To be done → Identify each line below that contains the word "this", and copy it out.

++++++++++++++++++++

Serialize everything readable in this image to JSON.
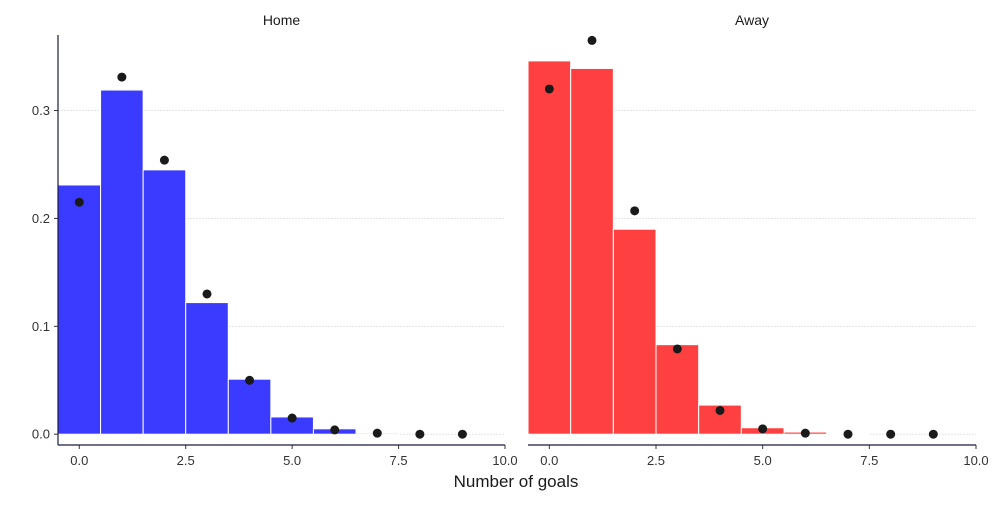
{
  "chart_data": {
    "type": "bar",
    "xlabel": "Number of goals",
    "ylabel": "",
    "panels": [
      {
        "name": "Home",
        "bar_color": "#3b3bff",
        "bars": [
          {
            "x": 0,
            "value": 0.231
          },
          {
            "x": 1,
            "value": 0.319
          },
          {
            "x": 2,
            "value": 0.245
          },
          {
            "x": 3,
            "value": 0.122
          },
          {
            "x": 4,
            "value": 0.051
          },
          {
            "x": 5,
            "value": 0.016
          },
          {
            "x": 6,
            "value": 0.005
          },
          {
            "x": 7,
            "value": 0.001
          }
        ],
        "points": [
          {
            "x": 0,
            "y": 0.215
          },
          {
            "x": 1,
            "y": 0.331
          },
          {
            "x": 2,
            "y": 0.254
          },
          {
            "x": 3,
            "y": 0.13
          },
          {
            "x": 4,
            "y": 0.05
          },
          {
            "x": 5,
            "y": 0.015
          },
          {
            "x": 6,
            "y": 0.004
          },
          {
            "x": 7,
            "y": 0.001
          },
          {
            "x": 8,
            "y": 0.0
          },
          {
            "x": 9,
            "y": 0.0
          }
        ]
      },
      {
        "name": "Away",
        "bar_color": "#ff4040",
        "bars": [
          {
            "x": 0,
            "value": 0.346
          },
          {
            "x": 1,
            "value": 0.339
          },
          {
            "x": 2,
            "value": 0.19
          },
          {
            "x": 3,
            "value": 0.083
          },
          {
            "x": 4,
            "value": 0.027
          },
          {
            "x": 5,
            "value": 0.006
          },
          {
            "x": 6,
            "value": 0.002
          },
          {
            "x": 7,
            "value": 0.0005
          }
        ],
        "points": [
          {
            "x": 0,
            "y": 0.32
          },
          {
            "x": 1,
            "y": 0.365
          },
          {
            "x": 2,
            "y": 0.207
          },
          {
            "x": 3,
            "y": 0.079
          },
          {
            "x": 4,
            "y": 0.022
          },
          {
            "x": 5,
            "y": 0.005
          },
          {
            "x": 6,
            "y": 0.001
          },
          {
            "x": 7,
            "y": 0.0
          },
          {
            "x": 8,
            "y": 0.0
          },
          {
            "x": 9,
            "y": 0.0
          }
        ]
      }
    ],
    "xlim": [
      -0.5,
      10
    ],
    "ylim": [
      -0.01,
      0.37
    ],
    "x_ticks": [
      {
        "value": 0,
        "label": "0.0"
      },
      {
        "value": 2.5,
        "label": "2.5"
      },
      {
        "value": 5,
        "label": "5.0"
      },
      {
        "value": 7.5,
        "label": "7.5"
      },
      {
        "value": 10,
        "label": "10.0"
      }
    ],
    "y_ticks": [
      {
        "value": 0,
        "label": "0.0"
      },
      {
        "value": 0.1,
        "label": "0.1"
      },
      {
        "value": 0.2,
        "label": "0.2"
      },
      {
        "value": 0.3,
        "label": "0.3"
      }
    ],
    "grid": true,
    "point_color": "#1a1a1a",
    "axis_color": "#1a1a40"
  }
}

++++++++++++++++++++

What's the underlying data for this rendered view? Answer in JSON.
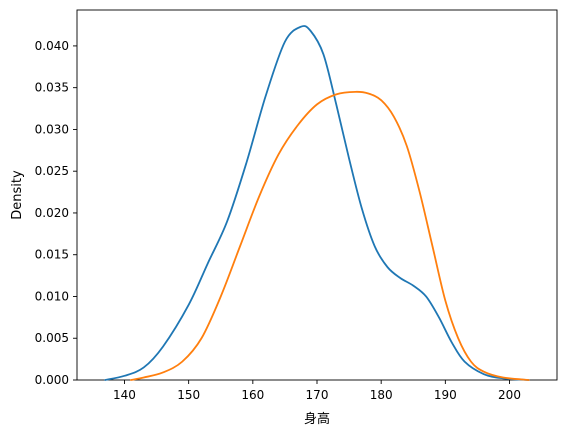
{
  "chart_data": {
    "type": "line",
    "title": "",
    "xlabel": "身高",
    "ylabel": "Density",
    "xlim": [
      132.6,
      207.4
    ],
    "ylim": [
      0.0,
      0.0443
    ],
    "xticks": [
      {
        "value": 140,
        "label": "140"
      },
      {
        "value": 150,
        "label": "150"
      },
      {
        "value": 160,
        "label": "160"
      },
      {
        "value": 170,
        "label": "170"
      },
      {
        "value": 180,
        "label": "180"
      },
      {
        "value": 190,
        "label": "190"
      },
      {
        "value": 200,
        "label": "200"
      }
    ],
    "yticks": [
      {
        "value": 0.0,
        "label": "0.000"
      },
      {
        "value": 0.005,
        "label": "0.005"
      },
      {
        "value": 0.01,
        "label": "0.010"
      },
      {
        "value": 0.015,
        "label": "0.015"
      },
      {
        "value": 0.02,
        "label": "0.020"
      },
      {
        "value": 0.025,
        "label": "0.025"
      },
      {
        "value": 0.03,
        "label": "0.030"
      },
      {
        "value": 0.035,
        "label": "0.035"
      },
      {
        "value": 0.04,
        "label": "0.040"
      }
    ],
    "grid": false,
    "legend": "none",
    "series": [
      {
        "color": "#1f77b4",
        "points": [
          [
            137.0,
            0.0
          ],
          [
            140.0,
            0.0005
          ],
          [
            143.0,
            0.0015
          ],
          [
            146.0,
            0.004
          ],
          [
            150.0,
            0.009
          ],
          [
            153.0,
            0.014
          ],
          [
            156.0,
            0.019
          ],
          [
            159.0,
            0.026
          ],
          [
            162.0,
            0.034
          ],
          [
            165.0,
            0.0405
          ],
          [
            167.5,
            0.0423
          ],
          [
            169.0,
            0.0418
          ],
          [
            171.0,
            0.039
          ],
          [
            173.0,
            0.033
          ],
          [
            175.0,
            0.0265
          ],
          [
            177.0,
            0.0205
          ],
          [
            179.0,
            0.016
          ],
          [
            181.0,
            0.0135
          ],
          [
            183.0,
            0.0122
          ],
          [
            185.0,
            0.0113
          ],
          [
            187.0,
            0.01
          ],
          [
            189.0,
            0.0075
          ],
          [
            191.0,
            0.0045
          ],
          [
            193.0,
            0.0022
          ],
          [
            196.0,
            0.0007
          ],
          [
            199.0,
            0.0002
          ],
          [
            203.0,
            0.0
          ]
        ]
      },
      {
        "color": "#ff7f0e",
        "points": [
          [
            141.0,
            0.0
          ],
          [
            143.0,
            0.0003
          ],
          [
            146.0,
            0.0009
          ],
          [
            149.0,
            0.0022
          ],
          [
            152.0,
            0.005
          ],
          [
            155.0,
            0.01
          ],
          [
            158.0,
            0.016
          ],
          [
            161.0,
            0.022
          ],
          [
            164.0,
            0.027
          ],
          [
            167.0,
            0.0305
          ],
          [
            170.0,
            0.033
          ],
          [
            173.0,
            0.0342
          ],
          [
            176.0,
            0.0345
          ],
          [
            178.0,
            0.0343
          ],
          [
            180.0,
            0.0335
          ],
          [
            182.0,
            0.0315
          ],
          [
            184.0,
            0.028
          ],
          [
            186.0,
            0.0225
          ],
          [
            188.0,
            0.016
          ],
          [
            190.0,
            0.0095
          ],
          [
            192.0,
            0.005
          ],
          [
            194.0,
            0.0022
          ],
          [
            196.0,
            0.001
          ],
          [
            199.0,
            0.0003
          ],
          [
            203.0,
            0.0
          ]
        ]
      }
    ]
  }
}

++++++++++++++++++++

Exercise response →
Serialize everything readable in this image to JSON.
What's the underlying data for this rendered view? Answer in JSON.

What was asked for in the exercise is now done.